» Data for this exercise:
- - -

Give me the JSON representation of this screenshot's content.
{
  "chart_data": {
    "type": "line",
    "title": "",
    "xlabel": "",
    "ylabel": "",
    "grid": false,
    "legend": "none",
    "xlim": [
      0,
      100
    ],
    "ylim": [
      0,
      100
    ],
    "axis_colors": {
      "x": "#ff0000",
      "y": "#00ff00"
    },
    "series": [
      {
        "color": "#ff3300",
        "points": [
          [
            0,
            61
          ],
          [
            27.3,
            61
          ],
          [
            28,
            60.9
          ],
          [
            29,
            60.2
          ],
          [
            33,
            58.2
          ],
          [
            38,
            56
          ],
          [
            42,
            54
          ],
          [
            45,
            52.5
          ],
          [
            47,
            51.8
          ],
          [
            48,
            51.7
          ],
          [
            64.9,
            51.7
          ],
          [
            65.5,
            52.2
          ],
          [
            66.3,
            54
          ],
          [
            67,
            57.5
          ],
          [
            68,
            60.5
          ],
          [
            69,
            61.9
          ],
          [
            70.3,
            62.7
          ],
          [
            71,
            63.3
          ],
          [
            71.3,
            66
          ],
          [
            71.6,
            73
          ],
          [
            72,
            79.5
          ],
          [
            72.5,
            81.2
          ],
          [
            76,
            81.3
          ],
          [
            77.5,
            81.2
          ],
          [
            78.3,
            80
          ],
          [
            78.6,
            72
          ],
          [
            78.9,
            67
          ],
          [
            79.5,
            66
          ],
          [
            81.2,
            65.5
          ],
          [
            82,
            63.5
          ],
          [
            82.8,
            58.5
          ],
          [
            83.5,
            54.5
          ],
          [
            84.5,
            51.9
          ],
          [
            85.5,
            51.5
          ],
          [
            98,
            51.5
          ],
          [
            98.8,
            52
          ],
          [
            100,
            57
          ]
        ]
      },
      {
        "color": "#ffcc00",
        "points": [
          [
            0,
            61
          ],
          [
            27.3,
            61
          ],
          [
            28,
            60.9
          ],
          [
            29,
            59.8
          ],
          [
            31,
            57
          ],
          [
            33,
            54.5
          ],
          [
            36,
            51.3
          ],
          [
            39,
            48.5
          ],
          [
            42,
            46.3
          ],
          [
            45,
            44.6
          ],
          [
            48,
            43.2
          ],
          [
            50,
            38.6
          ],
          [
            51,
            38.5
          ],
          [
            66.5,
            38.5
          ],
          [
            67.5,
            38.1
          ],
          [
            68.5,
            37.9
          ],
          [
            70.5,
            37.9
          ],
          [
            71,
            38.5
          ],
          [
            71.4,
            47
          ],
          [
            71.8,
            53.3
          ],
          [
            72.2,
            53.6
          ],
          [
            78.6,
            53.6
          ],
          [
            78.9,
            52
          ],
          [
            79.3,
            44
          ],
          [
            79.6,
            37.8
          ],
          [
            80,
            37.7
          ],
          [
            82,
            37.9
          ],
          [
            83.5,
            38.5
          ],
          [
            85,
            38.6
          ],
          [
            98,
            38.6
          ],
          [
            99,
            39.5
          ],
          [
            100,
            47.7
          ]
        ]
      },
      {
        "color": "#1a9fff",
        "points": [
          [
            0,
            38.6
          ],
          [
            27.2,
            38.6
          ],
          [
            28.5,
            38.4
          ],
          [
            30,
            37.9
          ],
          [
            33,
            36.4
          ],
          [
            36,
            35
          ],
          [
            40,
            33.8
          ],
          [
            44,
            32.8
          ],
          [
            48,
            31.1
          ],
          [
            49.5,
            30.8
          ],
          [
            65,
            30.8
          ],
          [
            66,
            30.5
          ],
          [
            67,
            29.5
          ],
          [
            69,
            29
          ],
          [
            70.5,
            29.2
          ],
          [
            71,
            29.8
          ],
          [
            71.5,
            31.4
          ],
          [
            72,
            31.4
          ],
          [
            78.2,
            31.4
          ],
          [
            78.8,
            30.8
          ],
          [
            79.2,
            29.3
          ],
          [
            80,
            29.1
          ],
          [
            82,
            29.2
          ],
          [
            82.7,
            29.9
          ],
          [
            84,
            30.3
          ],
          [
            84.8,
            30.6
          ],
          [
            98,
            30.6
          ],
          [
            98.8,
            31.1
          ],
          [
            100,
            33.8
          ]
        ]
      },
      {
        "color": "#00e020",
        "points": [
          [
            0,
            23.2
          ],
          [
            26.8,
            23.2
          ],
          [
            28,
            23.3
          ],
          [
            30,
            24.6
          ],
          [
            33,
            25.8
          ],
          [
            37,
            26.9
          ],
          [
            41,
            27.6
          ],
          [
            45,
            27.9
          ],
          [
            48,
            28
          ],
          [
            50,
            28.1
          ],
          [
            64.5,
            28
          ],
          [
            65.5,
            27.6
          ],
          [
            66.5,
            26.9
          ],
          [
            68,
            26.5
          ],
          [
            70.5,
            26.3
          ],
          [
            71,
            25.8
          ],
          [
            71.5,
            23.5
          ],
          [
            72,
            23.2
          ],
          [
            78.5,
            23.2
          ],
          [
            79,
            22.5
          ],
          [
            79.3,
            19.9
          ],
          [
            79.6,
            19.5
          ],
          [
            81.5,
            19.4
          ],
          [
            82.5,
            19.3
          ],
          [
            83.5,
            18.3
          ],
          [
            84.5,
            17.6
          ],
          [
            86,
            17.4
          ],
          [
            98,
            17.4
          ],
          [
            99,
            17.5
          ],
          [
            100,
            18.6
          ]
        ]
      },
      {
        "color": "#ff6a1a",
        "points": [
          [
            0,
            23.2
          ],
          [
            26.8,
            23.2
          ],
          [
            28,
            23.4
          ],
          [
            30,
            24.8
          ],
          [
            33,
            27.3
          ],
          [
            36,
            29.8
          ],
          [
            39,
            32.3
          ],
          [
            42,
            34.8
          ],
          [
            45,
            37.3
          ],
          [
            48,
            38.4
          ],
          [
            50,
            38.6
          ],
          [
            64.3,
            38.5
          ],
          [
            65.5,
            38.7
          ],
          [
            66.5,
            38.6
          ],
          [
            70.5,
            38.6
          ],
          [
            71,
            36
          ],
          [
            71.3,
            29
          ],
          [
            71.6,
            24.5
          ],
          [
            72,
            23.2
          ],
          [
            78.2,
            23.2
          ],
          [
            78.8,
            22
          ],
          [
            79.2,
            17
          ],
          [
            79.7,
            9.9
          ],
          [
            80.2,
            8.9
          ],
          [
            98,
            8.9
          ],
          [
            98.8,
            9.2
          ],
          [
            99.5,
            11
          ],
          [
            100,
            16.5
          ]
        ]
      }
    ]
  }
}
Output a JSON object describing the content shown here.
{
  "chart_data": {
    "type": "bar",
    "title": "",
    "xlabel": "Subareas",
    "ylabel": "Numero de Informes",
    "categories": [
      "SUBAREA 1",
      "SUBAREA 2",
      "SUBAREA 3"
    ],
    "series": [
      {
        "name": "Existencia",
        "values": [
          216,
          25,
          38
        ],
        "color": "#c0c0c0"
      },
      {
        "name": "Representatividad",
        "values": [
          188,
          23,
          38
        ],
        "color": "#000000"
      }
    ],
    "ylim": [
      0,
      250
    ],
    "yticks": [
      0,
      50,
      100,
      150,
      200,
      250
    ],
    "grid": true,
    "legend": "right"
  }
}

- - -

» Brief: Copy each record from above exactly, and include every line.

» Task output:
Give me the JSON representation of this screenshot's content.
{
  "chart_data": {
    "type": "line",
    "title": "",
    "xlabel": "",
    "ylabel": "",
    "grid": false,
    "legend": "none",
    "xlim": [
      0,
      100
    ],
    "ylim": [
      0,
      100
    ],
    "axis_colors": {
      "x": "#ff0000",
      "y": "#00ff00"
    },
    "series": [
      {
        "color": "#ff3300",
        "points": [
          [
            0,
            61
          ],
          [
            27.3,
            61
          ],
          [
            28,
            60.9
          ],
          [
            29,
            60.2
          ],
          [
            33,
            58.2
          ],
          [
            38,
            56
          ],
          [
            42,
            54
          ],
          [
            45,
            52.5
          ],
          [
            47,
            51.8
          ],
          [
            48,
            51.7
          ],
          [
            64.9,
            51.7
          ],
          [
            65.5,
            52.2
          ],
          [
            66.3,
            54
          ],
          [
            67,
            57.5
          ],
          [
            68,
            60.5
          ],
          [
            69,
            61.9
          ],
          [
            70.3,
            62.7
          ],
          [
            71,
            63.3
          ],
          [
            71.3,
            66
          ],
          [
            71.6,
            73
          ],
          [
            72,
            79.5
          ],
          [
            72.5,
            81.2
          ],
          [
            76,
            81.3
          ],
          [
            77.5,
            81.2
          ],
          [
            78.3,
            80
          ],
          [
            78.6,
            72
          ],
          [
            78.9,
            67
          ],
          [
            79.5,
            66
          ],
          [
            81.2,
            65.5
          ],
          [
            82,
            63.5
          ],
          [
            82.8,
            58.5
          ],
          [
            83.5,
            54.5
          ],
          [
            84.5,
            51.9
          ],
          [
            85.5,
            51.5
          ],
          [
            98,
            51.5
          ],
          [
            98.8,
            52
          ],
          [
            100,
            57
          ]
        ]
      },
      {
        "color": "#ffcc00",
        "points": [
          [
            0,
            61
          ],
          [
            27.3,
            61
          ],
          [
            28,
            60.9
          ],
          [
            29,
            59.8
          ],
          [
            31,
            57
          ],
          [
            33,
            54.5
          ],
          [
            36,
            51.3
          ],
          [
            39,
            48.5
          ],
          [
            42,
            46.3
          ],
          [
            45,
            44.6
          ],
          [
            48,
            43.2
          ],
          [
            50,
            38.6
          ],
          [
            51,
            38.5
          ],
          [
            66.5,
            38.5
          ],
          [
            67.5,
            38.1
          ],
          [
            68.5,
            37.9
          ],
          [
            70.5,
            37.9
          ],
          [
            71,
            38.5
          ],
          [
            71.4,
            47
          ],
          [
            71.8,
            53.3
          ],
          [
            72.2,
            53.6
          ],
          [
            78.6,
            53.6
          ],
          [
            78.9,
            52
          ],
          [
            79.3,
            44
          ],
          [
            79.6,
            37.8
          ],
          [
            80,
            37.7
          ],
          [
            82,
            37.9
          ],
          [
            83.5,
            38.5
          ],
          [
            85,
            38.6
          ],
          [
            98,
            38.6
          ],
          [
            99,
            39.5
          ],
          [
            100,
            47.7
          ]
        ]
      },
      {
        "color": "#1a9fff",
        "points": [
          [
            0,
            38.6
          ],
          [
            27.2,
            38.6
          ],
          [
            28.5,
            38.4
          ],
          [
            30,
            37.9
          ],
          [
            33,
            36.4
          ],
          [
            36,
            35
          ],
          [
            40,
            33.8
          ],
          [
            44,
            32.8
          ],
          [
            48,
            31.1
          ],
          [
            49.5,
            30.8
          ],
          [
            65,
            30.8
          ],
          [
            66,
            30.5
          ],
          [
            67,
            29.5
          ],
          [
            69,
            29
          ],
          [
            70.5,
            29.2
          ],
          [
            71,
            29.8
          ],
          [
            71.5,
            31.4
          ],
          [
            72,
            31.4
          ],
          [
            78.2,
            31.4
          ],
          [
            78.8,
            30.8
          ],
          [
            79.2,
            29.3
          ],
          [
            80,
            29.1
          ],
          [
            82,
            29.2
          ],
          [
            82.7,
            29.9
          ],
          [
            84,
            30.3
          ],
          [
            84.8,
            30.6
          ],
          [
            98,
            30.6
          ],
          [
            98.8,
            31.1
          ],
          [
            100,
            33.8
          ]
        ]
      },
      {
        "color": "#00e020",
        "points": [
          [
            0,
            23.2
          ],
          [
            26.8,
            23.2
          ],
          [
            28,
            23.3
          ],
          [
            30,
            24.6
          ],
          [
            33,
            25.8
          ],
          [
            37,
            26.9
          ],
          [
            41,
            27.6
          ],
          [
            45,
            27.9
          ],
          [
            48,
            28
          ],
          [
            50,
            28.1
          ],
          [
            64.5,
            28
          ],
          [
            65.5,
            27.6
          ],
          [
            66.5,
            26.9
          ],
          [
            68,
            26.5
          ],
          [
            70.5,
            26.3
          ],
          [
            71,
            25.8
          ],
          [
            71.5,
            23.5
          ],
          [
            72,
            23.2
          ],
          [
            78.5,
            23.2
          ],
          [
            79,
            22.5
          ],
          [
            79.3,
            19.9
          ],
          [
            79.6,
            19.5
          ],
          [
            81.5,
            19.4
          ],
          [
            82.5,
            19.3
          ],
          [
            83.5,
            18.3
          ],
          [
            84.5,
            17.6
          ],
          [
            86,
            17.4
          ],
          [
            98,
            17.4
          ],
          [
            99,
            17.5
          ],
          [
            100,
            18.6
          ]
        ]
      },
      {
        "color": "#ff6a1a",
        "points": [
          [
            0,
            23.2
          ],
          [
            26.8,
            23.2
          ],
          [
            28,
            23.4
          ],
          [
            30,
            24.8
          ],
          [
            33,
            27.3
          ],
          [
            36,
            29.8
          ],
          [
            39,
            32.3
          ],
          [
            42,
            34.8
          ],
          [
            45,
            37.3
          ],
          [
            48,
            38.4
          ],
          [
            50,
            38.6
          ],
          [
            64.3,
            38.5
          ],
          [
            65.5,
            38.7
          ],
          [
            66.5,
            38.6
          ],
          [
            70.5,
            38.6
          ],
          [
            71,
            36
          ],
          [
            71.3,
            29
          ],
          [
            71.6,
            24.5
          ],
          [
            72,
            23.2
          ],
          [
            78.2,
            23.2
          ],
          [
            78.8,
            22
          ],
          [
            79.2,
            17
          ],
          [
            79.7,
            9.9
          ],
          [
            80.2,
            8.9
          ],
          [
            98,
            8.9
          ],
          [
            98.8,
            9.2
          ],
          [
            99.5,
            11
          ],
          [
            100,
            16.5
          ]
        ]
      }
    ]
  }
}
Output a JSON object describing the content shown here.
{
  "chart_data": {
    "type": "bar",
    "title": "",
    "xlabel": "Subareas",
    "ylabel": "Numero de Informes",
    "categories": [
      "SUBAREA 1",
      "SUBAREA 2",
      "SUBAREA 3"
    ],
    "series": [
      {
        "name": "Existencia",
        "values": [
          216,
          25,
          38
        ],
        "color": "#c0c0c0"
      },
      {
        "name": "Representatividad",
        "values": [
          188,
          23,
          38
        ],
        "color": "#000000"
      }
    ],
    "ylim": [
      0,
      250
    ],
    "yticks": [
      0,
      50,
      100,
      150,
      200,
      250
    ],
    "grid": true,
    "legend": "right"
  }
}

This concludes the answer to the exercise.